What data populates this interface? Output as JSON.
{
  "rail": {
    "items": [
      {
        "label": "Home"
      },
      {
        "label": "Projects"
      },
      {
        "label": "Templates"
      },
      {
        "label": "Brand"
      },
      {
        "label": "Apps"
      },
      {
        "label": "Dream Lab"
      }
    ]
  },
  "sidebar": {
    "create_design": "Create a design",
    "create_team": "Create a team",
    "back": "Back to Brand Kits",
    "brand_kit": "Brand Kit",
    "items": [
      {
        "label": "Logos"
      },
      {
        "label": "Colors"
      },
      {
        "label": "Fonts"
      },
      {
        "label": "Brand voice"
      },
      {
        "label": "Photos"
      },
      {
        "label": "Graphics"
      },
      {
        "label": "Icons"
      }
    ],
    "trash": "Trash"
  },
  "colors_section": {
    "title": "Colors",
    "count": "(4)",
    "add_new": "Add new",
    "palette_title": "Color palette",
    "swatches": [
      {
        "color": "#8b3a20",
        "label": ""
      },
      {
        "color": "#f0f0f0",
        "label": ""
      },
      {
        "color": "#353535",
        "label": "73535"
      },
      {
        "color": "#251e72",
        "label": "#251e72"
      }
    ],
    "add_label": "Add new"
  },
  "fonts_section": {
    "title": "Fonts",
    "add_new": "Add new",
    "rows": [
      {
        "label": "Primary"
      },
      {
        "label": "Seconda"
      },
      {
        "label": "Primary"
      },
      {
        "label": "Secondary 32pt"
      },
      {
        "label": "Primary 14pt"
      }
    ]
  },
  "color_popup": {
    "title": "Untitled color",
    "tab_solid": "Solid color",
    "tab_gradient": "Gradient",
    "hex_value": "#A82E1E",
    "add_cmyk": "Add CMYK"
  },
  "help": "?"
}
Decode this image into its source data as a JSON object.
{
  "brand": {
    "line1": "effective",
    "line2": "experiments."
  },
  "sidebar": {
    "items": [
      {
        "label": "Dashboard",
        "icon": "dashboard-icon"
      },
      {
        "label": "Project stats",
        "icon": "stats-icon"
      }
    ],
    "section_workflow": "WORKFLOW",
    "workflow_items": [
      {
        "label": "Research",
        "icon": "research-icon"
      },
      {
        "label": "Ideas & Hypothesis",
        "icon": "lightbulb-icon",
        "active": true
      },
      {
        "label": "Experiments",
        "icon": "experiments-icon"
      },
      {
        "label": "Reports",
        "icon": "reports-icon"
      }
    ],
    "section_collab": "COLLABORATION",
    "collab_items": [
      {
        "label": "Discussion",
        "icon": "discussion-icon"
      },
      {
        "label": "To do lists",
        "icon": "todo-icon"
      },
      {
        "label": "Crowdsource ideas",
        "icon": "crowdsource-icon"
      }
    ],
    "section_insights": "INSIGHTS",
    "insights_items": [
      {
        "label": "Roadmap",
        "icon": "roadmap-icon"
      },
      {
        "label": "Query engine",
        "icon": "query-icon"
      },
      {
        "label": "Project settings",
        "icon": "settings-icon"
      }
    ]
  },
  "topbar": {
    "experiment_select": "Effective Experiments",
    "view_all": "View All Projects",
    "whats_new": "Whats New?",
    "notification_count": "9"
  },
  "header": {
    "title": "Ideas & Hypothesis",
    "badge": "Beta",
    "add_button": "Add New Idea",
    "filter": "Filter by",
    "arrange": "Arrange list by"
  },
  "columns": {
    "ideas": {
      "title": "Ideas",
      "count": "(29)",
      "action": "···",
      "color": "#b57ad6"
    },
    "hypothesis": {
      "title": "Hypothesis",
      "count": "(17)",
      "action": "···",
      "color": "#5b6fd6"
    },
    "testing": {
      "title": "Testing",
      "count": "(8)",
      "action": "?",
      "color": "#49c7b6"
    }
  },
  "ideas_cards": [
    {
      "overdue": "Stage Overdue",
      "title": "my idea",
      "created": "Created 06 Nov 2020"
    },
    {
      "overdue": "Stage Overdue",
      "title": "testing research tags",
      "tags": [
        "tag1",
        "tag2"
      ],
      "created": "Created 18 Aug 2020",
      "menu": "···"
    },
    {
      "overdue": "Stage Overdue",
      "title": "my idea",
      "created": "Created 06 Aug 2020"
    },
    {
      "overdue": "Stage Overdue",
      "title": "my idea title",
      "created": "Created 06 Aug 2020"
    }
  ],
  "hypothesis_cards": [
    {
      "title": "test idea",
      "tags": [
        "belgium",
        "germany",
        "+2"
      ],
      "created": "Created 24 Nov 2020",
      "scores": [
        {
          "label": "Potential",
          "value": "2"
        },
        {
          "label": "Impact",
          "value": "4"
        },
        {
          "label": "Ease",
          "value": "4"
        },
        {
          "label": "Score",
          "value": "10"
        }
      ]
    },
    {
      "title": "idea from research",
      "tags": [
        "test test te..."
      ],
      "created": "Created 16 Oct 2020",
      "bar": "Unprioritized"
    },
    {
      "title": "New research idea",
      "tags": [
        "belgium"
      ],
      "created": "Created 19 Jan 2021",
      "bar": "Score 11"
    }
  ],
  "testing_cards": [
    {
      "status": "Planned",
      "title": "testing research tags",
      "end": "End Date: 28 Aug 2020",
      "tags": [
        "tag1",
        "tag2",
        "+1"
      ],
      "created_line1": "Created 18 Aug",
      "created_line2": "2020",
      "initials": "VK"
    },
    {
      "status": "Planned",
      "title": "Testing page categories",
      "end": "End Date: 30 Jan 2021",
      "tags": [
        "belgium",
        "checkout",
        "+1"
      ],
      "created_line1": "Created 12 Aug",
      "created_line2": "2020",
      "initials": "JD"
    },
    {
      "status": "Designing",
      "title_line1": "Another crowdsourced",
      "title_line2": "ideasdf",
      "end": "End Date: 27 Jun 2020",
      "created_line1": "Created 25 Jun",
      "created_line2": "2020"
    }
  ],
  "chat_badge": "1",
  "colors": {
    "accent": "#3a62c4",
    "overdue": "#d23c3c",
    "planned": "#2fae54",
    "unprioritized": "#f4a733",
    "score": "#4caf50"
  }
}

⁂

Exercise brief — Filter the records above for "JSON" and copy every matching line.

Right answer —
What data populates this interface? Output as JSON.
Decode this image into its source data as a JSON object.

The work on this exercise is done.